## YOUR TASK
Write each line out exactly, leaving none out.

(Data records)
**********

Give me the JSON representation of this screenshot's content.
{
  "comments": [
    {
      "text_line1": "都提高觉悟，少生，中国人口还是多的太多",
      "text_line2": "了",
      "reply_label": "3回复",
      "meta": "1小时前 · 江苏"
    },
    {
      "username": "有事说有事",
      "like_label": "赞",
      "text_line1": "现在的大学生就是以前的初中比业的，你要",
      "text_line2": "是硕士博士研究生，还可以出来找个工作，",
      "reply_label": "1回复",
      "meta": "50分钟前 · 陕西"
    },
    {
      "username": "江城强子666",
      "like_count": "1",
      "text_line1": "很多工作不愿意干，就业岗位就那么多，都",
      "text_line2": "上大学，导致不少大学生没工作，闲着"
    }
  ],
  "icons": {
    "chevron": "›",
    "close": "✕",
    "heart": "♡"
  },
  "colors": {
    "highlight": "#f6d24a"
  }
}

**********

## TASK OUTPUT
Give me the JSON representation of this screenshot's content.
{
  "comments": [
    {
      "text_line1": "都提高觉悟，少生，中国人口还是多的太多",
      "text_line2": "了",
      "reply_label": "3回复",
      "meta": "1小时前 · 江苏"
    },
    {
      "username": "有事说有事",
      "like_label": "赞",
      "text_line1": "现在的大学生就是以前的初中比业的，你要",
      "text_line2": "是硕士博士研究生，还可以出来找个工作，",
      "reply_label": "1回复",
      "meta": "50分钟前 · 陕西"
    },
    {
      "username": "江城强子666",
      "like_count": "1",
      "text_line1": "很多工作不愿意干，就业岗位就那么多，都",
      "text_line2": "上大学，导致不少大学生没工作，闲着"
    }
  ],
  "icons": {
    "chevron": "›",
    "close": "✕",
    "heart": "♡"
  },
  "colors": {
    "highlight": "#f6d24a"
  }
}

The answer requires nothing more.